Exercise task — Filter these entries so that only lines with the word "phút" remain.

## Start Records to process

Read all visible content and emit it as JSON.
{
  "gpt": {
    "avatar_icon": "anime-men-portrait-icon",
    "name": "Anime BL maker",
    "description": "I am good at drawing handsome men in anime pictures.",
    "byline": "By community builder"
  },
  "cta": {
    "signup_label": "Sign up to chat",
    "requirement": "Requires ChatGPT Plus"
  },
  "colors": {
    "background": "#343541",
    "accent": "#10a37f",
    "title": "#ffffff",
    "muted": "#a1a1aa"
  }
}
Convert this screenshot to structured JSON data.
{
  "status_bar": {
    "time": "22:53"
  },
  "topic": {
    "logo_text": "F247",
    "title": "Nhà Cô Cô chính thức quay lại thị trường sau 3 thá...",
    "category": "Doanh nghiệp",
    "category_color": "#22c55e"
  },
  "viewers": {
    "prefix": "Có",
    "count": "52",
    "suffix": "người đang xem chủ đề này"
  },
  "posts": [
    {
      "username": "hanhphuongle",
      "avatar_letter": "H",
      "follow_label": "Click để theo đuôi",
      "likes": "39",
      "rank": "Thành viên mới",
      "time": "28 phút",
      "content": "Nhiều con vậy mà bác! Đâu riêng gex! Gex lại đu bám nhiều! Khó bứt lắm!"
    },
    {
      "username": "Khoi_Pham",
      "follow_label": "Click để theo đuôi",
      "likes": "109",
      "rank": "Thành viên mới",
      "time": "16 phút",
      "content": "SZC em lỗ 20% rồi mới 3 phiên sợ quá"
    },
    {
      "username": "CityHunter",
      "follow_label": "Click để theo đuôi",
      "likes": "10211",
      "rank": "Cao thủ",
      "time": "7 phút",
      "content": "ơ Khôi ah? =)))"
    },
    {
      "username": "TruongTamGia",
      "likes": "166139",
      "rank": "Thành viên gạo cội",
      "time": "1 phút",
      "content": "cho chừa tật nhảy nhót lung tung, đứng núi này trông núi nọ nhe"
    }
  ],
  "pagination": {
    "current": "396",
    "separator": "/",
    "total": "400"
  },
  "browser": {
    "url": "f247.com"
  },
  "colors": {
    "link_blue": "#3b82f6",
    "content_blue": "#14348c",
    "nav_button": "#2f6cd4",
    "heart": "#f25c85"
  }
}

## End Records to process

In response —
      "time": "28 phút",
      "time": "16 phút",
      "time": "7 phút",
      "time": "1 phút",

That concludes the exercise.